═══ Material for the task ═══

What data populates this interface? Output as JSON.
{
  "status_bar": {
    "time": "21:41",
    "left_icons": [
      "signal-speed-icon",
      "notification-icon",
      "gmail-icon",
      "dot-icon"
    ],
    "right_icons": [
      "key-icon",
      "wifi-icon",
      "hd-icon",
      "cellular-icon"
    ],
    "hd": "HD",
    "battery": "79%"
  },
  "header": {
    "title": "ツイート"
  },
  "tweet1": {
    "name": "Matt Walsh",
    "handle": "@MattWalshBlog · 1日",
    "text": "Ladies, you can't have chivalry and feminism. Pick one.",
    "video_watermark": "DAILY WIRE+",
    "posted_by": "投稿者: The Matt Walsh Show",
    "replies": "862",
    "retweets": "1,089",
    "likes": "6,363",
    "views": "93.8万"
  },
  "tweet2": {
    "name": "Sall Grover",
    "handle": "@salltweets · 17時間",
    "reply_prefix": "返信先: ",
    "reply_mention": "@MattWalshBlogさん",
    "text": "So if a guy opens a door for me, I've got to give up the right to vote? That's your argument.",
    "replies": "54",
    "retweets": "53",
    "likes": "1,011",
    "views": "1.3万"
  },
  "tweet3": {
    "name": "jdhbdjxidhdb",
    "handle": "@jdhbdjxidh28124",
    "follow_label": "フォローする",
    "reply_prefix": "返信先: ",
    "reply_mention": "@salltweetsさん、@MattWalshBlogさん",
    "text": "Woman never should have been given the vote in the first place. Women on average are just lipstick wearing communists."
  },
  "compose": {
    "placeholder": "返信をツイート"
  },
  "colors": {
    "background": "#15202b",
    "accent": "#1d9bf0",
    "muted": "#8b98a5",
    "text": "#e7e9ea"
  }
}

═══

Return all the data above once more, precisely as given.

» Written solution
What data populates this interface? Output as JSON.
{
  "status_bar": {
    "time": "21:41",
    "left_icons": [
      "signal-speed-icon",
      "notification-icon",
      "gmail-icon",
      "dot-icon"
    ],
    "right_icons": [
      "key-icon",
      "wifi-icon",
      "hd-icon",
      "cellular-icon"
    ],
    "hd": "HD",
    "battery": "79%"
  },
  "header": {
    "title": "ツイート"
  },
  "tweet1": {
    "name": "Matt Walsh",
    "handle": "@MattWalshBlog · 1日",
    "text": "Ladies, you can't have chivalry and feminism. Pick one.",
    "video_watermark": "DAILY WIRE+",
    "posted_by": "投稿者: The Matt Walsh Show",
    "replies": "862",
    "retweets": "1,089",
    "likes": "6,363",
    "views": "93.8万"
  },
  "tweet2": {
    "name": "Sall Grover",
    "handle": "@salltweets · 17時間",
    "reply_prefix": "返信先: ",
    "reply_mention": "@MattWalshBlogさん",
    "text": "So if a guy opens a door for me, I've got to give up the right to vote? That's your argument.",
    "replies": "54",
    "retweets": "53",
    "likes": "1,011",
    "views": "1.3万"
  },
  "tweet3": {
    "name": "jdhbdjxidhdb",
    "handle": "@jdhbdjxidh28124",
    "follow_label": "フォローする",
    "reply_prefix": "返信先: ",
    "reply_mention": "@salltweetsさん、@MattWalshBlogさん",
    "text": "Woman never should have been given the vote in the first place. Women on average are just lipstick wearing communists."
  },
  "compose": {
    "placeholder": "返信をツイート"
  },
  "colors": {
    "background": "#15202b",
    "accent": "#1d9bf0",
    "muted": "#8b98a5",
    "text": "#e7e9ea"
  }
}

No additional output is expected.